◆ **GIVEN TASK**
Transcribe, word for word, the line containing "Read this page and output its text content." and each line following it through the end of the listing below. Omit all other lines.

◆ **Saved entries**
---*---

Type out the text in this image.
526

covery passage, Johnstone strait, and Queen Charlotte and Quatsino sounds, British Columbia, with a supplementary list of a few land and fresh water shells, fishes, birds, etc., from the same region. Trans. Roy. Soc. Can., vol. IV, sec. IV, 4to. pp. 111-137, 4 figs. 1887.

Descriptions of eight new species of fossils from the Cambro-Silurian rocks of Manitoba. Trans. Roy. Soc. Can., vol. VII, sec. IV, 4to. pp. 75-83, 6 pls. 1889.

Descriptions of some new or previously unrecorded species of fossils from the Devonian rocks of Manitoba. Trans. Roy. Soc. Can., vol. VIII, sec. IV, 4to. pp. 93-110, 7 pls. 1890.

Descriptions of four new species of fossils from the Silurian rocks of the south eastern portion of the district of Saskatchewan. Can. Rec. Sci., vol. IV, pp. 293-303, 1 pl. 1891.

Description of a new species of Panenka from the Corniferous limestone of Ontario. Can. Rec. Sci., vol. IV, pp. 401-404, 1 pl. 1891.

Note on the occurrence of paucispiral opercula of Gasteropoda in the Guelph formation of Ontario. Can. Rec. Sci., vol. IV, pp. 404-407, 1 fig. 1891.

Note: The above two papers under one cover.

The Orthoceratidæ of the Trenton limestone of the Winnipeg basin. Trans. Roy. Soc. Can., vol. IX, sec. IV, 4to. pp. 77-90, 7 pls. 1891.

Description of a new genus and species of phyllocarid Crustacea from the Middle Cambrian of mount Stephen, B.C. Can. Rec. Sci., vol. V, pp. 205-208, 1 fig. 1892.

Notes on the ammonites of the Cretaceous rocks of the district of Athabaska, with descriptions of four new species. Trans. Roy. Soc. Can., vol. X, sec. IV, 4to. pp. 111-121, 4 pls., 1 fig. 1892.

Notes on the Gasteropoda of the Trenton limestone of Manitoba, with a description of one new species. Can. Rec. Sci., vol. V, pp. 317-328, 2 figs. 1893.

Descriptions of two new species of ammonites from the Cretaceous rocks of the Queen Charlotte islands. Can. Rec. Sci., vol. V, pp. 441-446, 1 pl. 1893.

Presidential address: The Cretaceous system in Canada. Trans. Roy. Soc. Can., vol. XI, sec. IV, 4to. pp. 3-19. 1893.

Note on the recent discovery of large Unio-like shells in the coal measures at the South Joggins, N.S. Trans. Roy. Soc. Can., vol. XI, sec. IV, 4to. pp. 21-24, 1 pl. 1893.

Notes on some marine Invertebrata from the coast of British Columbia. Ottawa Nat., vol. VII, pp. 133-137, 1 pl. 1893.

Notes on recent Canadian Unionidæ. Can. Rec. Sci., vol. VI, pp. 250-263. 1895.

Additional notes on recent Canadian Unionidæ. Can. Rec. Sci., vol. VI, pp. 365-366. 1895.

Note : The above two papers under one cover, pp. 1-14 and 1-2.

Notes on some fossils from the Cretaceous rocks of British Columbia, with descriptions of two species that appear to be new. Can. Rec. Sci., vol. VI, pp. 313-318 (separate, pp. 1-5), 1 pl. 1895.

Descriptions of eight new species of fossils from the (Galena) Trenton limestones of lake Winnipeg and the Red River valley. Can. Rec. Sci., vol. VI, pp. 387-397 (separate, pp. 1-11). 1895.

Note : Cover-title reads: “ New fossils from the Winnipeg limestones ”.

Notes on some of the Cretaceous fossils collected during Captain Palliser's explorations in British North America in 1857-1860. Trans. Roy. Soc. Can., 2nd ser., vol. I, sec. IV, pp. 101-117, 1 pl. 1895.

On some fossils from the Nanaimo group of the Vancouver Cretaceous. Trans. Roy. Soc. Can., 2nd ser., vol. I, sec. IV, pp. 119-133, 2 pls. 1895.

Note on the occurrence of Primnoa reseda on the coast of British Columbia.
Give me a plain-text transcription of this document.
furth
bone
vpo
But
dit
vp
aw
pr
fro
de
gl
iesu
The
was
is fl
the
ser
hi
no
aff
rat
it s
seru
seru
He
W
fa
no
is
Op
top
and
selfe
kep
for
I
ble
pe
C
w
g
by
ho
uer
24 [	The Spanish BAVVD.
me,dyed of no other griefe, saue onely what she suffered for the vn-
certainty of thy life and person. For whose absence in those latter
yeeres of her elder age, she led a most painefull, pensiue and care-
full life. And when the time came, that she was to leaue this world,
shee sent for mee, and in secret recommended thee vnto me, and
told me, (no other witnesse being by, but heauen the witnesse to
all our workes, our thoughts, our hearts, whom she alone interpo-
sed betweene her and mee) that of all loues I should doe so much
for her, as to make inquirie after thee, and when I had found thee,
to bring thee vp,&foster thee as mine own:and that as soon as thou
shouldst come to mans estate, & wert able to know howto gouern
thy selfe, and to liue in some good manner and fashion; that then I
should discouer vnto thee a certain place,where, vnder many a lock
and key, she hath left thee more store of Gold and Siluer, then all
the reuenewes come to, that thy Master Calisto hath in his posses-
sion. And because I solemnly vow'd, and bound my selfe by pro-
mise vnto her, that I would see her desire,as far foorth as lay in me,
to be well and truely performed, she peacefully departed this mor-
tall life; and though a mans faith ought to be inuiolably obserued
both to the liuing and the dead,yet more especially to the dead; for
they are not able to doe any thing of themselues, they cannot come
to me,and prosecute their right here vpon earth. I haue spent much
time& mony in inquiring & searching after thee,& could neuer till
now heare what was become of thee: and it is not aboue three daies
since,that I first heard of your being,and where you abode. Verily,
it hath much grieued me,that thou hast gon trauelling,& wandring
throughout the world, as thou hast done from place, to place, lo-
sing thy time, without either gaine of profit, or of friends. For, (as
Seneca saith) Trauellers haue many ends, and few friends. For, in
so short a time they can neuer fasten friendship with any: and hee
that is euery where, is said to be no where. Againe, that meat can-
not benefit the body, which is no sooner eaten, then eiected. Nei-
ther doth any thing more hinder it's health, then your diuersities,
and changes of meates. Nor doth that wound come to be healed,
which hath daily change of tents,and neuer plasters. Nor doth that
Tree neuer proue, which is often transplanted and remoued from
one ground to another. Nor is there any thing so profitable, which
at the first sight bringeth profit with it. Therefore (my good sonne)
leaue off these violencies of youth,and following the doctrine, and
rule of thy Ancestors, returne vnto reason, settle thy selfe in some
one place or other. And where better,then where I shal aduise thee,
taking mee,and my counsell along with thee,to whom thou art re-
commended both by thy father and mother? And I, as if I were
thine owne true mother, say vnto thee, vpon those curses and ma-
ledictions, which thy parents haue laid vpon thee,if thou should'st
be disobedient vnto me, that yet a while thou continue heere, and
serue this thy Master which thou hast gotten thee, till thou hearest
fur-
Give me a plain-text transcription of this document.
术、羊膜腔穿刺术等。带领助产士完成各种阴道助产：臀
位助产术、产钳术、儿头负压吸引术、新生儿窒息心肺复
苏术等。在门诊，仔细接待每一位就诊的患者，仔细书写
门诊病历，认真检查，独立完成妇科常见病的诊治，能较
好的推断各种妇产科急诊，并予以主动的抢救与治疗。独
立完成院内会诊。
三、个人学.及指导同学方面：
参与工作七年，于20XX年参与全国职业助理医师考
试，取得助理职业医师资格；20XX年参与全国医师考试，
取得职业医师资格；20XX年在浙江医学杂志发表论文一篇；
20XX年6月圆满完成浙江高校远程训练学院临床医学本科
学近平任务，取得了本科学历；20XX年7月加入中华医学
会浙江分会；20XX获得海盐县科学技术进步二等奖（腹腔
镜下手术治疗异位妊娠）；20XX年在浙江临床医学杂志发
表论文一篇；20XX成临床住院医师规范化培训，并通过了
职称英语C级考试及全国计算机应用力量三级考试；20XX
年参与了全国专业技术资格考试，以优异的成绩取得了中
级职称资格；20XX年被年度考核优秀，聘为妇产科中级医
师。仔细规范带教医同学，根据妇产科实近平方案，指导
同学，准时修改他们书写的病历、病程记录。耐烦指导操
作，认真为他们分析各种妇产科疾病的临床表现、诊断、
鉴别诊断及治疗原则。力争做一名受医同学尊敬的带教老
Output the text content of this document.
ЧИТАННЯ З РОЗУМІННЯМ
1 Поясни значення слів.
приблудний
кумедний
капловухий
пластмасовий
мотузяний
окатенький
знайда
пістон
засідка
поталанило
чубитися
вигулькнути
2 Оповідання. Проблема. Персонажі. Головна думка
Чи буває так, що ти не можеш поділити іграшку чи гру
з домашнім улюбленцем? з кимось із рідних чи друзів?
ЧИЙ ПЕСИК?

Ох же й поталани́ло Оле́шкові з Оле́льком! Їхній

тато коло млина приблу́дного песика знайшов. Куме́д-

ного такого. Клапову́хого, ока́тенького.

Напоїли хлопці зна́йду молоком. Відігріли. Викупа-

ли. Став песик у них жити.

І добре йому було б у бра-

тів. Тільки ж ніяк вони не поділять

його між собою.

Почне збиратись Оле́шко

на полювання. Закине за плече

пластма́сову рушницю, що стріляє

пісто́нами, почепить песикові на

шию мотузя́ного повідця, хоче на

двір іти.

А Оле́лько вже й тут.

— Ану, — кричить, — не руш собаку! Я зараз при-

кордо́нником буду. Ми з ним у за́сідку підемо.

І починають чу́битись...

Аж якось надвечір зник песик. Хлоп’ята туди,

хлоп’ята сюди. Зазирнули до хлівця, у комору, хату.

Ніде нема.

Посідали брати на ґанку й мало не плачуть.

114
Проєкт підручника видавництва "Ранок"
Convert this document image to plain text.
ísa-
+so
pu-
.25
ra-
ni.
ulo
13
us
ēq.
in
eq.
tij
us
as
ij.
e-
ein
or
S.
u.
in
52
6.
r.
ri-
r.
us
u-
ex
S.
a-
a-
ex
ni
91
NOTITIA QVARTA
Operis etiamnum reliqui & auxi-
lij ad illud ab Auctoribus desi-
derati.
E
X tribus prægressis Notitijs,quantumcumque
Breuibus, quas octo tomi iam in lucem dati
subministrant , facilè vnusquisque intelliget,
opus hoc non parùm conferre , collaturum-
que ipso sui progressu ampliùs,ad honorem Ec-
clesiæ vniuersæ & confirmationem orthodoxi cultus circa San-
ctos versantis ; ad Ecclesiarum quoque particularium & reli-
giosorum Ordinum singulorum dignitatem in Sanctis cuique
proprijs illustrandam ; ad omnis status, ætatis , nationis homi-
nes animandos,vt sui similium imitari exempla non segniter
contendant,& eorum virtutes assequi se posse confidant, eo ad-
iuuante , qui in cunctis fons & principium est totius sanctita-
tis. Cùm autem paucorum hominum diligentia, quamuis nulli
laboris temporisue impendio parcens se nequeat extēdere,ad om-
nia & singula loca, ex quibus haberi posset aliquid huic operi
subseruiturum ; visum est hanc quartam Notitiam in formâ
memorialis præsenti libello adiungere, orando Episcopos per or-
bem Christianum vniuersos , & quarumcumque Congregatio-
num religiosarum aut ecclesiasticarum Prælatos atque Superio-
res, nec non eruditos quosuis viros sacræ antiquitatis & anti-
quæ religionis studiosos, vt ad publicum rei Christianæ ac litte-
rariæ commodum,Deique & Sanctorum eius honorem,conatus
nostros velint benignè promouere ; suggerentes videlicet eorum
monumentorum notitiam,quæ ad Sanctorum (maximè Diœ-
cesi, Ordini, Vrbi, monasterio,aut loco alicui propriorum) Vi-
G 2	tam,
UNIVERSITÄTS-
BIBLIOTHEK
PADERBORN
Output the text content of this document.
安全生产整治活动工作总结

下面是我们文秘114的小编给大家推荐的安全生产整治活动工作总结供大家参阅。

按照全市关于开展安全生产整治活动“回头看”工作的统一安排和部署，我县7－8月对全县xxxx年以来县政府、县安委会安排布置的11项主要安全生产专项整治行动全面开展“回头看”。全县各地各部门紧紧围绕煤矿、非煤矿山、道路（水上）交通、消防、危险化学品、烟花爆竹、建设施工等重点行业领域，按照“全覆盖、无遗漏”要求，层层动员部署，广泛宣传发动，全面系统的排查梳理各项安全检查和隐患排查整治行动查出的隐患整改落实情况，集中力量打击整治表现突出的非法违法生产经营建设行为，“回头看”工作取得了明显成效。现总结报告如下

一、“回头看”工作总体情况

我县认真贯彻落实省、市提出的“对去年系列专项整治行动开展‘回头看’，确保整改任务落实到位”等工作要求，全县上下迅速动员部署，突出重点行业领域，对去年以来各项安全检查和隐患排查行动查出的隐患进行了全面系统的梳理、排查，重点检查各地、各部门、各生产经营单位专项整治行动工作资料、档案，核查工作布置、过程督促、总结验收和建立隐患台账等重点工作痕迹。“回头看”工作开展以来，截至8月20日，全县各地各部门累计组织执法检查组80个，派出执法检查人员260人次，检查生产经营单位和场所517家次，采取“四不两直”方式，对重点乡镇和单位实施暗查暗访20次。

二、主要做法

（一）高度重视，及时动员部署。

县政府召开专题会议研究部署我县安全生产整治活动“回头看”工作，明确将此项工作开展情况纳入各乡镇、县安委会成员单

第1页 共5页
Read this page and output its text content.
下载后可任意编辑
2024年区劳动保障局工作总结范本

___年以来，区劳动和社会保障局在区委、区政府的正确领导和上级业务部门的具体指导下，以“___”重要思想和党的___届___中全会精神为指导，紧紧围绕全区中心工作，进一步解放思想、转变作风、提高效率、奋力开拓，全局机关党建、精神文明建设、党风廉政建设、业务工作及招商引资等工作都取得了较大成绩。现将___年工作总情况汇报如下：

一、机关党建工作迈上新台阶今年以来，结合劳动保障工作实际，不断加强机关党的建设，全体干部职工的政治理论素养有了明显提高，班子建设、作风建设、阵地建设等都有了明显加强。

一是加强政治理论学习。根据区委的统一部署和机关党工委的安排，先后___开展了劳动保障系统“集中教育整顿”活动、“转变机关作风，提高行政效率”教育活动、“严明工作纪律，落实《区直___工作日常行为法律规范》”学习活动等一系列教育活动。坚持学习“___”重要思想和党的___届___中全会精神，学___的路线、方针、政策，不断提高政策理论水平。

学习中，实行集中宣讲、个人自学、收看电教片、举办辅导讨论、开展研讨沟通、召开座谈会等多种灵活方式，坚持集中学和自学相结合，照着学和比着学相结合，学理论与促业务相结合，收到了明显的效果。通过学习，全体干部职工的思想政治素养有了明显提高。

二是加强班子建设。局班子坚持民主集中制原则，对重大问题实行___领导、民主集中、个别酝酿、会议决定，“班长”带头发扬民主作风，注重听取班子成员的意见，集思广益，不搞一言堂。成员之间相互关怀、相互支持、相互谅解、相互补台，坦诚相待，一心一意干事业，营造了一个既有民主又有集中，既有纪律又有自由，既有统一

---*---

◆ **REPLY TO THE EXERCISE**
Read this page and output its text content.
下载后可任意编辑
2024年区劳动保障局工作总结范本

___年以来，区劳动和社会保障局在区委、区政府的正确领导和上级业务部门的具体指导下，以“___”重要思想和党的___届___中全会精神为指导，紧紧围绕全区中心工作，进一步解放思想、转变作风、提高效率、奋力开拓，全局机关党建、精神文明建设、党风廉政建设、业务工作及招商引资等工作都取得了较大成绩。现将___年工作总情况汇报如下：

一、机关党建工作迈上新台阶今年以来，结合劳动保障工作实际，不断加强机关党的建设，全体干部职工的政治理论素养有了明显提高，班子建设、作风建设、阵地建设等都有了明显加强。

一是加强政治理论学习。根据区委的统一部署和机关党工委的安排，先后___开展了劳动保障系统“集中教育整顿”活动、“转变机关作风，提高行政效率”教育活动、“严明工作纪律，落实《区直___工作日常行为法律规范》”学习活动等一系列教育活动。坚持学习“___”重要思想和党的___届___中全会精神，学___的路线、方针、政策，不断提高政策理论水平。

学习中，实行集中宣讲、个人自学、收看电教片、举办辅导讨论、开展研讨沟通、召开座谈会等多种灵活方式，坚持集中学和自学相结合，照着学和比着学相结合，学理论与促业务相结合，收到了明显的效果。通过学习，全体干部职工的思想政治素养有了明显提高。

二是加强班子建设。局班子坚持民主集中制原则，对重大问题实行___领导、民主集中、个别酝酿、会议决定，“班长”带头发扬民主作风，注重听取班子成员的意见，集思广益，不搞一言堂。成员之间相互关怀、相互支持、相互谅解、相互补台，坦诚相待，一心一意干事业，营造了一个既有民主又有集中，既有纪律又有自由，既有统一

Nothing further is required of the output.